_EXERCISE MATERIALS_.
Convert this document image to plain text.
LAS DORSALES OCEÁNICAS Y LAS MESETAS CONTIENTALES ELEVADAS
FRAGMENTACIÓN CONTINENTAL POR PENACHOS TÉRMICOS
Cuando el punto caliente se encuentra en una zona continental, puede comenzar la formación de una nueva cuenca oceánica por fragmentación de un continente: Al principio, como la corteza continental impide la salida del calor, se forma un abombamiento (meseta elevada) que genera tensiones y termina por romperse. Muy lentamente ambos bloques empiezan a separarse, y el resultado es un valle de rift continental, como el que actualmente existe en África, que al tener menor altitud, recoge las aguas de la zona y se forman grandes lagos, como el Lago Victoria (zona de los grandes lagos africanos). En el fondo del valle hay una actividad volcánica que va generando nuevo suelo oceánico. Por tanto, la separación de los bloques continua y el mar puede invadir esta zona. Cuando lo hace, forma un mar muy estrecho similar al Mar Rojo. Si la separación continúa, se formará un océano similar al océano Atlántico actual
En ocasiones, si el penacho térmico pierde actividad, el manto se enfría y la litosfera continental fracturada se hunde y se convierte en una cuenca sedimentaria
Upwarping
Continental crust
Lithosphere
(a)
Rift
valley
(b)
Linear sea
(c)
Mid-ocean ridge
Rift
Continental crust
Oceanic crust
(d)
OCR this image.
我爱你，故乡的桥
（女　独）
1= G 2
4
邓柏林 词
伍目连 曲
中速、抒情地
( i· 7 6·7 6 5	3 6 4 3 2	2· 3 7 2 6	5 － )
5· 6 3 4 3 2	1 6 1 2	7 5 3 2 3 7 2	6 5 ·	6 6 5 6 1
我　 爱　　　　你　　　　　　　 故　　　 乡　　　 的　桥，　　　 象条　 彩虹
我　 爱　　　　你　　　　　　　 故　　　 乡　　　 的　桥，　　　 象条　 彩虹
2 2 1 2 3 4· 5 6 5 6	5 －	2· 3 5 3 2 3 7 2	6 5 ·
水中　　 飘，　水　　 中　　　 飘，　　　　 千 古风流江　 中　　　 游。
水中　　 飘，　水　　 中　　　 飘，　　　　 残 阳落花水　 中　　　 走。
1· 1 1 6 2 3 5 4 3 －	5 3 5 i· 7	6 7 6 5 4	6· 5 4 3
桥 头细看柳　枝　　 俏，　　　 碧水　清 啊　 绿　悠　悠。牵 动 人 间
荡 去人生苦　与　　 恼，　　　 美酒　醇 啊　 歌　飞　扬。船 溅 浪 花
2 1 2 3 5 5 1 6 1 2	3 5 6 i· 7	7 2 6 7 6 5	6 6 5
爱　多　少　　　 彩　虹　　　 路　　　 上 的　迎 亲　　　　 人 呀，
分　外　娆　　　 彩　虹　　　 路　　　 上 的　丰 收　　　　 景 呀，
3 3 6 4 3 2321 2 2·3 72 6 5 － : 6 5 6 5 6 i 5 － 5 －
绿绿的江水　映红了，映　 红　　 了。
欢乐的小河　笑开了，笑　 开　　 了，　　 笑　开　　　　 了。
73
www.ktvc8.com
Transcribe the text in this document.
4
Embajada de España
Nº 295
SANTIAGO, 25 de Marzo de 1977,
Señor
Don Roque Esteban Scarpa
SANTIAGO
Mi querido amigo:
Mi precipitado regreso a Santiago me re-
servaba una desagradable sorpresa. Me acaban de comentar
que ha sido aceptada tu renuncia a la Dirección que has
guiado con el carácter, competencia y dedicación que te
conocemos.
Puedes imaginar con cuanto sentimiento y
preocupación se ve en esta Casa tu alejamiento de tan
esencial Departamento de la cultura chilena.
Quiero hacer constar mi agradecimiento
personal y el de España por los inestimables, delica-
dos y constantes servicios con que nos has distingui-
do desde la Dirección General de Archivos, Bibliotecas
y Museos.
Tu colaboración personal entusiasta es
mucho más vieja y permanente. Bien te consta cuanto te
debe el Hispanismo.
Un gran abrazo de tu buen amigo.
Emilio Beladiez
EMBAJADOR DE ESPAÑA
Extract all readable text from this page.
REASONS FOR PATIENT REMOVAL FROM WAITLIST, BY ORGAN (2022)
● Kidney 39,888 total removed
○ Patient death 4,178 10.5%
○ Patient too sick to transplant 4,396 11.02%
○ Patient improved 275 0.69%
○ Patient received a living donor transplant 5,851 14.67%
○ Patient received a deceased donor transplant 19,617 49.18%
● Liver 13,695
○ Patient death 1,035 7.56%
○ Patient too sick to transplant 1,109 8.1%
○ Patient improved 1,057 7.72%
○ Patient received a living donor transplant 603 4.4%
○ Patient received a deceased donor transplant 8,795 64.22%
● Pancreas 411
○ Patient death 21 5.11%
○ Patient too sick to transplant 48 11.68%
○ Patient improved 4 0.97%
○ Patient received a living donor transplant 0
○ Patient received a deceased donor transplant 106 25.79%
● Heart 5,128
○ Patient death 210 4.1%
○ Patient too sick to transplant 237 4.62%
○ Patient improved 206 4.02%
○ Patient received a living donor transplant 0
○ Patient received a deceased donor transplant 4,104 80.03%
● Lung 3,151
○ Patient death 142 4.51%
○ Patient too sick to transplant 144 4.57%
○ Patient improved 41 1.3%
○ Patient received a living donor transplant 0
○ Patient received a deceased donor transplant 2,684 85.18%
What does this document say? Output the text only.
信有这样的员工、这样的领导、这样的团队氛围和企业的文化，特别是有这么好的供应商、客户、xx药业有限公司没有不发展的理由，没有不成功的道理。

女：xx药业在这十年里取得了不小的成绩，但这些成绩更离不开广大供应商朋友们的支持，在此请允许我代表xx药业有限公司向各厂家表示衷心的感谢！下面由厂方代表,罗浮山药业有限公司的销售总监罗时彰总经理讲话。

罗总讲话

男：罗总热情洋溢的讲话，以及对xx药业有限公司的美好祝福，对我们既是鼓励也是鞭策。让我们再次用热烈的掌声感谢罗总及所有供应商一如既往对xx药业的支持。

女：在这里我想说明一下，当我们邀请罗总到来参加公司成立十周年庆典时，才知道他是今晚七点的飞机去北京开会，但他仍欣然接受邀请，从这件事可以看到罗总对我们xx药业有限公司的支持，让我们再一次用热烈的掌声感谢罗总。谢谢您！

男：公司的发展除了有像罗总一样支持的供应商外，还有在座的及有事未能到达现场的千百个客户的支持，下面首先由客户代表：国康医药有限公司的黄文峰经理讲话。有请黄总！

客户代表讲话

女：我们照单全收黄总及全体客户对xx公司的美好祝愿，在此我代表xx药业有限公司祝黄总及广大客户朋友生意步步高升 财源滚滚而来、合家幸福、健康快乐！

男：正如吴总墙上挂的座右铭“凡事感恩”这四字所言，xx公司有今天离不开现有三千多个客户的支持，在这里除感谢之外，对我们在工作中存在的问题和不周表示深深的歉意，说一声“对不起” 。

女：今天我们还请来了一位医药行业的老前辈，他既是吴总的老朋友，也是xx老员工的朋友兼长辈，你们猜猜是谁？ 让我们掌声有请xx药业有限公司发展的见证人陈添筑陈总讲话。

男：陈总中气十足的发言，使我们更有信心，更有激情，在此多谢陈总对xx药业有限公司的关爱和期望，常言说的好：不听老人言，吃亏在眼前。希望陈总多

_DIRECTIVE_. From the records above, extract everything verbatim.

_THE RESPONSE_.
Convert this document image to plain text.
LAS DORSALES OCEÁNICAS Y LAS MESETAS CONTIENTALES ELEVADAS
FRAGMENTACIÓN CONTINENTAL POR PENACHOS TÉRMICOS
Cuando el punto caliente se encuentra en una zona continental, puede comenzar la formación de una nueva cuenca oceánica por fragmentación de un continente: Al principio, como la corteza continental impide la salida del calor, se forma un abombamiento (meseta elevada) que genera tensiones y termina por romperse. Muy lentamente ambos bloques empiezan a separarse, y el resultado es un valle de rift continental, como el que actualmente existe en África, que al tener menor altitud, recoge las aguas de la zona y se forman grandes lagos, como el Lago Victoria (zona de los grandes lagos africanos). En el fondo del valle hay una actividad volcánica que va generando nuevo suelo oceánico. Por tanto, la separación de los bloques continua y el mar puede invadir esta zona. Cuando lo hace, forma un mar muy estrecho similar al Mar Rojo. Si la separación continúa, se formará un océano similar al océano Atlántico actual
En ocasiones, si el penacho térmico pierde actividad, el manto se enfría y la litosfera continental fracturada se hunde y se convierte en una cuenca sedimentaria
Upwarping
Continental crust
Lithosphere
(a)
Rift
valley
(b)
Linear sea
(c)
Mid-ocean ridge
Rift
Continental crust
Oceanic crust
(d)
OCR this image.
我爱你，故乡的桥
（女　独）
1= G 2
4
邓柏林 词
伍目连 曲
中速、抒情地
( i· 7 6·7 6 5	3 6 4 3 2	2· 3 7 2 6	5 － )
5· 6 3 4 3 2	1 6 1 2	7 5 3 2 3 7 2	6 5 ·	6 6 5 6 1
我　 爱　　　　你　　　　　　　 故　　　 乡　　　 的　桥，　　　 象条　 彩虹
我　 爱　　　　你　　　　　　　 故　　　 乡　　　 的　桥，　　　 象条　 彩虹
2 2 1 2 3 4· 5 6 5 6	5 －	2· 3 5 3 2 3 7 2	6 5 ·
水中　　 飘，　水　　 中　　　 飘，　　　　 千 古风流江　 中　　　 游。
水中　　 飘，　水　　 中　　　 飘，　　　　 残 阳落花水　 中　　　 走。
1· 1 1 6 2 3 5 4 3 －	5 3 5 i· 7	6 7 6 5 4	6· 5 4 3
桥 头细看柳　枝　　 俏，　　　 碧水　清 啊　 绿　悠　悠。牵 动 人 间
荡 去人生苦　与　　 恼，　　　 美酒　醇 啊　 歌　飞　扬。船 溅 浪 花
2 1 2 3 5 5 1 6 1 2	3 5 6 i· 7	7 2 6 7 6 5	6 6 5
爱　多　少　　　 彩　虹　　　 路　　　 上 的　迎 亲　　　　 人 呀，
分　外　娆　　　 彩　虹　　　 路　　　 上 的　丰 收　　　　 景 呀，
3 3 6 4 3 2321 2 2·3 72 6 5 － : 6 5 6 5 6 i 5 － 5 －
绿绿的江水　映红了，映　 红　　 了。
欢乐的小河　笑开了，笑　 开　　 了，　　 笑　开　　　　 了。
73
www.ktvc8.com
Transcribe the text in this document.
4
Embajada de España
Nº 295
SANTIAGO, 25 de Marzo de 1977,
Señor
Don Roque Esteban Scarpa
SANTIAGO
Mi querido amigo:
Mi precipitado regreso a Santiago me re-
servaba una desagradable sorpresa. Me acaban de comentar
que ha sido aceptada tu renuncia a la Dirección que has
guiado con el carácter, competencia y dedicación que te
conocemos.
Puedes imaginar con cuanto sentimiento y
preocupación se ve en esta Casa tu alejamiento de tan
esencial Departamento de la cultura chilena.
Quiero hacer constar mi agradecimiento
personal y el de España por los inestimables, delica-
dos y constantes servicios con que nos has distingui-
do desde la Dirección General de Archivos, Bibliotecas
y Museos.
Tu colaboración personal entusiasta es
mucho más vieja y permanente. Bien te consta cuanto te
debe el Hispanismo.
Un gran abrazo de tu buen amigo.
Emilio Beladiez
EMBAJADOR DE ESPAÑA
Extract all readable text from this page.
REASONS FOR PATIENT REMOVAL FROM WAITLIST, BY ORGAN (2022)
● Kidney 39,888 total removed
○ Patient death 4,178 10.5%
○ Patient too sick to transplant 4,396 11.02%
○ Patient improved 275 0.69%
○ Patient received a living donor transplant 5,851 14.67%
○ Patient received a deceased donor transplant 19,617 49.18%
● Liver 13,695
○ Patient death 1,035 7.56%
○ Patient too sick to transplant 1,109 8.1%
○ Patient improved 1,057 7.72%
○ Patient received a living donor transplant 603 4.4%
○ Patient received a deceased donor transplant 8,795 64.22%
● Pancreas 411
○ Patient death 21 5.11%
○ Patient too sick to transplant 48 11.68%
○ Patient improved 4 0.97%
○ Patient received a living donor transplant 0
○ Patient received a deceased donor transplant 106 25.79%
● Heart 5,128
○ Patient death 210 4.1%
○ Patient too sick to transplant 237 4.62%
○ Patient improved 206 4.02%
○ Patient received a living donor transplant 0
○ Patient received a deceased donor transplant 4,104 80.03%
● Lung 3,151
○ Patient death 142 4.51%
○ Patient too sick to transplant 144 4.57%
○ Patient improved 41 1.3%
○ Patient received a living donor transplant 0
○ Patient received a deceased donor transplant 2,684 85.18%
What does this document say? Output the text only.
信有这样的员工、这样的领导、这样的团队氛围和企业的文化，特别是有这么好的供应商、客户、xx药业有限公司没有不发展的理由，没有不成功的道理。

女：xx药业在这十年里取得了不小的成绩，但这些成绩更离不开广大供应商朋友们的支持，在此请允许我代表xx药业有限公司向各厂家表示衷心的感谢！下面由厂方代表,罗浮山药业有限公司的销售总监罗时彰总经理讲话。

罗总讲话

男：罗总热情洋溢的讲话，以及对xx药业有限公司的美好祝福，对我们既是鼓励也是鞭策。让我们再次用热烈的掌声感谢罗总及所有供应商一如既往对xx药业的支持。

女：在这里我想说明一下，当我们邀请罗总到来参加公司成立十周年庆典时，才知道他是今晚七点的飞机去北京开会，但他仍欣然接受邀请，从这件事可以看到罗总对我们xx药业有限公司的支持，让我们再一次用热烈的掌声感谢罗总。谢谢您！

男：公司的发展除了有像罗总一样支持的供应商外，还有在座的及有事未能到达现场的千百个客户的支持，下面首先由客户代表：国康医药有限公司的黄文峰经理讲话。有请黄总！

客户代表讲话

女：我们照单全收黄总及全体客户对xx公司的美好祝愿，在此我代表xx药业有限公司祝黄总及广大客户朋友生意步步高升 财源滚滚而来、合家幸福、健康快乐！

男：正如吴总墙上挂的座右铭“凡事感恩”这四字所言，xx公司有今天离不开现有三千多个客户的支持，在这里除感谢之外，对我们在工作中存在的问题和不周表示深深的歉意，说一声“对不起” 。

女：今天我们还请来了一位医药行业的老前辈，他既是吴总的老朋友，也是xx老员工的朋友兼长辈，你们猜猜是谁？ 让我们掌声有请xx药业有限公司发展的见证人陈添筑陈总讲话。

男：陈总中气十足的发言，使我们更有信心，更有激情，在此多谢陈总对xx药业有限公司的关爱和期望，常言说的好：不听老人言，吃亏在眼前。希望陈总多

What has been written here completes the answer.